▸ **DATA PROVIDED**:
══════════════════════════════

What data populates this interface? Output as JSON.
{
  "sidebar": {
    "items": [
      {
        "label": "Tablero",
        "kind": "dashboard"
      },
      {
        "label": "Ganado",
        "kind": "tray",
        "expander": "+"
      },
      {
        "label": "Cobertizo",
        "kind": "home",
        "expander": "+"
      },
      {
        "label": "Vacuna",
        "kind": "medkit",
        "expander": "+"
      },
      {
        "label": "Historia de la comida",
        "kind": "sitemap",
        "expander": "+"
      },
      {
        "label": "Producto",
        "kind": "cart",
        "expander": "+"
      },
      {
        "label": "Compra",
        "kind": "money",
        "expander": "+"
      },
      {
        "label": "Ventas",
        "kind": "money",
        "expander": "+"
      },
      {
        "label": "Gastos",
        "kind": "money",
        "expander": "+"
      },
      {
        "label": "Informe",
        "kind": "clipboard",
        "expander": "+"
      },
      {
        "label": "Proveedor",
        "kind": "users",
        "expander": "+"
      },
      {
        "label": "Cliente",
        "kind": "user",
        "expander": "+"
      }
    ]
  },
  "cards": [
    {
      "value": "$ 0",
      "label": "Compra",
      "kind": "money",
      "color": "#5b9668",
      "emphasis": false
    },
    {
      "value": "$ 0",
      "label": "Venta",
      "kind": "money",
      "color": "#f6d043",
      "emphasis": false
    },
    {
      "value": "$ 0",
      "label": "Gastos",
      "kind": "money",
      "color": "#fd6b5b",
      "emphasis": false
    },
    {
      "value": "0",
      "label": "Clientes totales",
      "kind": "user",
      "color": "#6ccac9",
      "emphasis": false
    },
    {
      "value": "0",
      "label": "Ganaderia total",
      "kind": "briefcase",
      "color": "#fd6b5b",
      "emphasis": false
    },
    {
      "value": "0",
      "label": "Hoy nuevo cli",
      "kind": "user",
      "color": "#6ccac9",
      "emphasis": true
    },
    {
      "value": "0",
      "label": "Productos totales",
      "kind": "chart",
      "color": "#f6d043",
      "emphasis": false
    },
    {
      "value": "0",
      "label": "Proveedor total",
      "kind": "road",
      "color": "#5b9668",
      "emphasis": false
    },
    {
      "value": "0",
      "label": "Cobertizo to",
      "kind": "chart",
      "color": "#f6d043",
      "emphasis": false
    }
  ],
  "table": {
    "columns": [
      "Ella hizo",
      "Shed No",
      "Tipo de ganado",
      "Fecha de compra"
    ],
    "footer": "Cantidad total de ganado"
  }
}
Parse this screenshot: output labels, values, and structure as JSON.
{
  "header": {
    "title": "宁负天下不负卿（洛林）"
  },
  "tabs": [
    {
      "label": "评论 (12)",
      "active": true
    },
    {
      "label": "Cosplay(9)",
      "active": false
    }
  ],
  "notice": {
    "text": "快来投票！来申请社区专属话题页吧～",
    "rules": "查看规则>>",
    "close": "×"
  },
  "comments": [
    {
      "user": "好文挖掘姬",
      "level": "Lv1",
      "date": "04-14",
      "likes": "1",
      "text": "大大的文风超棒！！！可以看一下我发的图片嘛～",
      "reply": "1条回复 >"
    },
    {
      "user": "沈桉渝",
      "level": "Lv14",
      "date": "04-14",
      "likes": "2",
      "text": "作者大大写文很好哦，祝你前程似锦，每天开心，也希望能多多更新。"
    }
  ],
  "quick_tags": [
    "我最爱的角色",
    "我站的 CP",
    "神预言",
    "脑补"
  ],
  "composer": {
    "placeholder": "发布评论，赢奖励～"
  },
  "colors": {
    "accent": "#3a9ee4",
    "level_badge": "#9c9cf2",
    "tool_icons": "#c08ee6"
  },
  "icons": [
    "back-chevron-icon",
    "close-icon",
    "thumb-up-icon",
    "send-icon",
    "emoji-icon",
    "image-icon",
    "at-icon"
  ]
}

══════════════════════════════

▸ **SET PROBLEM**: Search the material above for "JSON". Pull out each line where it shows up.

▸ **FINISHED EXERCISE**:
What data populates this interface? Output as JSON.
Parse this screenshot: output labels, values, and structure as JSON.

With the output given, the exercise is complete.